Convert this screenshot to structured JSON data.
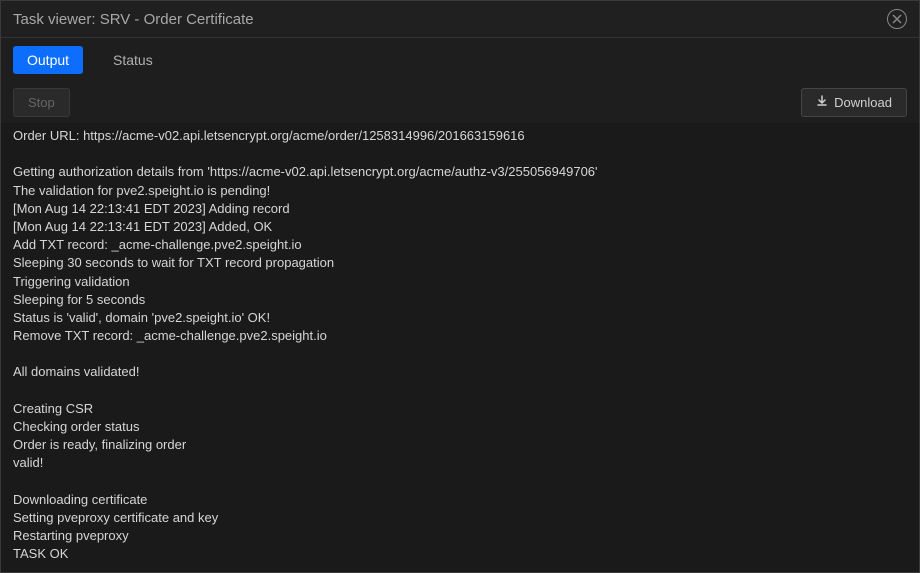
{
  "title": "Task viewer: SRV - Order Certificate",
  "tabs": {
    "output": "Output",
    "status": "Status"
  },
  "toolbar": {
    "stop": "Stop",
    "download": "Download"
  },
  "icons": {
    "close": "✕",
    "download": "⬇"
  },
  "output_text": "Order URL: https://acme-v02.api.letsencrypt.org/acme/order/1258314996/201663159616\n\nGetting authorization details from 'https://acme-v02.api.letsencrypt.org/acme/authz-v3/255056949706'\nThe validation for pve2.speight.io is pending!\n[Mon Aug 14 22:13:41 EDT 2023] Adding record\n[Mon Aug 14 22:13:41 EDT 2023] Added, OK\nAdd TXT record: _acme-challenge.pve2.speight.io\nSleeping 30 seconds to wait for TXT record propagation\nTriggering validation\nSleeping for 5 seconds\nStatus is 'valid', domain 'pve2.speight.io' OK!\nRemove TXT record: _acme-challenge.pve2.speight.io\n\nAll domains validated!\n\nCreating CSR\nChecking order status\nOrder is ready, finalizing order\nvalid!\n\nDownloading certificate\nSetting pveproxy certificate and key\nRestarting pveproxy\nTASK OK"
}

+-------+

> _What is required_: Copy all the entries word for word. Omit any pictures.

> _Task solution_:
Convert this screenshot to structured JSON data.
{
  "title": "Task viewer: SRV - Order Certificate",
  "tabs": {
    "output": "Output",
    "status": "Status"
  },
  "toolbar": {
    "stop": "Stop",
    "download": "Download"
  },
  "icons": {
    "close": "✕",
    "download": "⬇"
  },
  "output_text": "Order URL: https://acme-v02.api.letsencrypt.org/acme/order/1258314996/201663159616\n\nGetting authorization details from 'https://acme-v02.api.letsencrypt.org/acme/authz-v3/255056949706'\nThe validation for pve2.speight.io is pending!\n[Mon Aug 14 22:13:41 EDT 2023] Adding record\n[Mon Aug 14 22:13:41 EDT 2023] Added, OK\nAdd TXT record: _acme-challenge.pve2.speight.io\nSleeping 30 seconds to wait for TXT record propagation\nTriggering validation\nSleeping for 5 seconds\nStatus is 'valid', domain 'pve2.speight.io' OK!\nRemove TXT record: _acme-challenge.pve2.speight.io\n\nAll domains validated!\n\nCreating CSR\nChecking order status\nOrder is ready, finalizing order\nvalid!\n\nDownloading certificate\nSetting pveproxy certificate and key\nRestarting pveproxy\nTASK OK"
}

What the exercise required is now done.